Copy all data exactly. Skip pictures.

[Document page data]
□ □ □ □ □ □ □

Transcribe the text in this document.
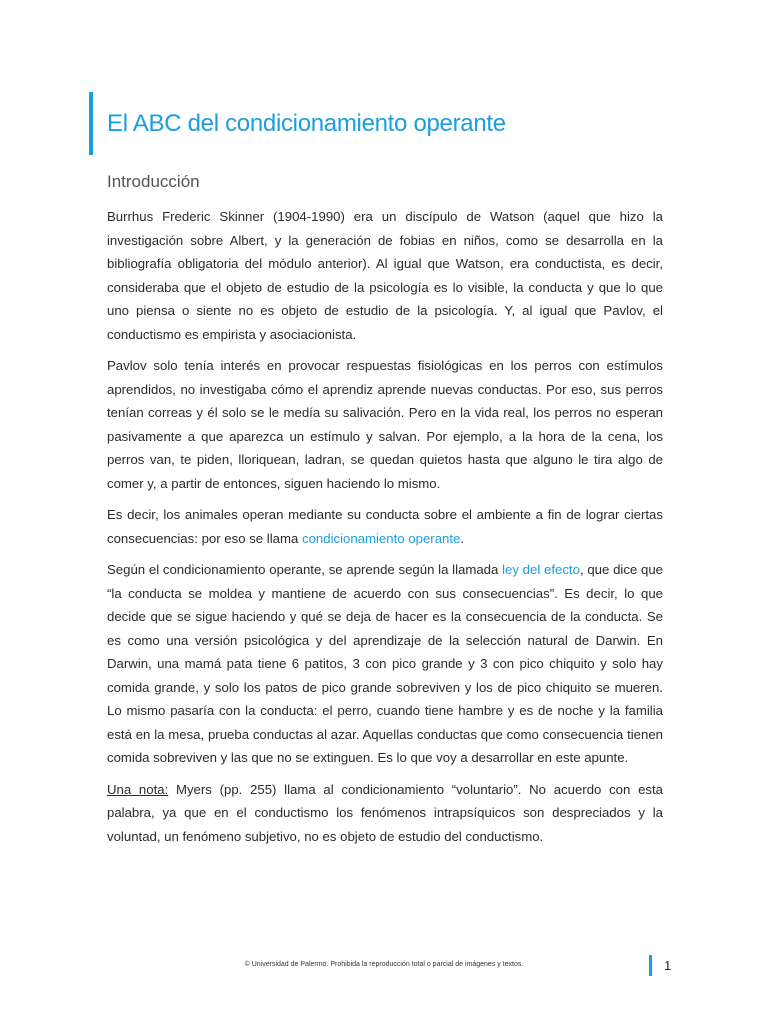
El ABC del condicionamiento operante
Introducción

Burrhus Frederic Skinner (1904-1990) era un discípulo de Watson (aquel que hizo la investigación sobre Albert, y la generación de fobias en niños, como se desarrolla en la bibliografía obligatoria del módulo anterior). Al igual que Watson, era conductista, es decir, consideraba que el objeto de estudio de la psicología es lo visible, la conducta y que lo que uno piensa o siente no es objeto de estudio de la psicología. Y, al igual que Pavlov, el conductismo es empirista y asociacionista.

Pavlov solo tenía interés en provocar respuestas fisiológicas en los perros con estímulos aprendidos, no investigaba cómo el aprendiz aprende nuevas conductas. Por eso, sus perros tenían correas y él solo se le medía su salivación. Pero en la vida real, los perros no esperan pasivamente a que aparezca un estímulo y salvan. Por ejemplo, a la hora de la cena, los perros van, te piden, lloriquean, ladran, se quedan quietos hasta que alguno le tira algo de comer y, a partir de entonces, siguen haciendo lo mismo.

Es decir, los animales operan mediante su conducta sobre el ambiente a fin de lograr ciertas consecuencias: por eso se llama condicionamiento operante.

Según el condicionamiento operante, se aprende según la llamada ley del efecto, que dice que “la conducta se moldea y mantiene de acuerdo con sus consecuencias”. Es decir, lo que decide que se sigue haciendo y qué se deja de hacer es la consecuencia de la conducta. Se es como una versión psicológica y del aprendizaje de la selección natural de Darwin. En Darwin, una mamá pata tiene 6 patitos, 3 con pico grande y 3 con pico chiquito y solo hay comida grande, y solo los patos de pico grande sobreviven y los de pico chiquito se mueren. Lo mismo pasaría con la conducta: el perro, cuando tiene hambre y es de noche y la familia está en la mesa, prueba conductas al azar. Aquellas conductas que como consecuencia tienen comida sobreviven y las que no se extinguen. Es lo que voy a desarrollar en este apunte.

Una nota: Myers (pp. 255) llama al condicionamiento “voluntario”. No acuerdo con esta palabra, ya que en el conductismo los fenómenos intrapsíquicos son despreciados y la voluntad, un fenómeno subjetivo, no es objeto de estudio del conductismo.

© Universidad de Palermo. Prohibida la reproducción total o parcial de imágenes y textos.	1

□ □ □ □ □ □ □

[TASK SOLUTION]
Transcribe the text in this document.
El ABC del condicionamiento operante
Introducción

Burrhus Frederic Skinner (1904-1990) era un discípulo de Watson (aquel que hizo la investigación sobre Albert, y la generación de fobias en niños, como se desarrolla en la bibliografía obligatoria del módulo anterior). Al igual que Watson, era conductista, es decir, consideraba que el objeto de estudio de la psicología es lo visible, la conducta y que lo que uno piensa o siente no es objeto de estudio de la psicología. Y, al igual que Pavlov, el conductismo es empirista y asociacionista.

Pavlov solo tenía interés en provocar respuestas fisiológicas en los perros con estímulos aprendidos, no investigaba cómo el aprendiz aprende nuevas conductas. Por eso, sus perros tenían correas y él solo se le medía su salivación. Pero en la vida real, los perros no esperan pasivamente a que aparezca un estímulo y salvan. Por ejemplo, a la hora de la cena, los perros van, te piden, lloriquean, ladran, se quedan quietos hasta que alguno le tira algo de comer y, a partir de entonces, siguen haciendo lo mismo.

Es decir, los animales operan mediante su conducta sobre el ambiente a fin de lograr ciertas consecuencias: por eso se llama condicionamiento operante.

Según el condicionamiento operante, se aprende según la llamada ley del efecto, que dice que “la conducta se moldea y mantiene de acuerdo con sus consecuencias”. Es decir, lo que decide que se sigue haciendo y qué se deja de hacer es la consecuencia de la conducta. Se es como una versión psicológica y del aprendizaje de la selección natural de Darwin. En Darwin, una mamá pata tiene 6 patitos, 3 con pico grande y 3 con pico chiquito y solo hay comida grande, y solo los patos de pico grande sobreviven y los de pico chiquito se mueren. Lo mismo pasaría con la conducta: el perro, cuando tiene hambre y es de noche y la familia está en la mesa, prueba conductas al azar. Aquellas conductas que como consecuencia tienen comida sobreviven y las que no se extinguen. Es lo que voy a desarrollar en este apunte.

Una nota: Myers (pp. 255) llama al condicionamiento “voluntario”. No acuerdo con esta palabra, ya que en el conductismo los fenómenos intrapsíquicos son despreciados y la voluntad, un fenómeno subjetivo, no es objeto de estudio del conductismo.

© Universidad de Palermo. Prohibida la reproducción total o parcial de imágenes y textos.	1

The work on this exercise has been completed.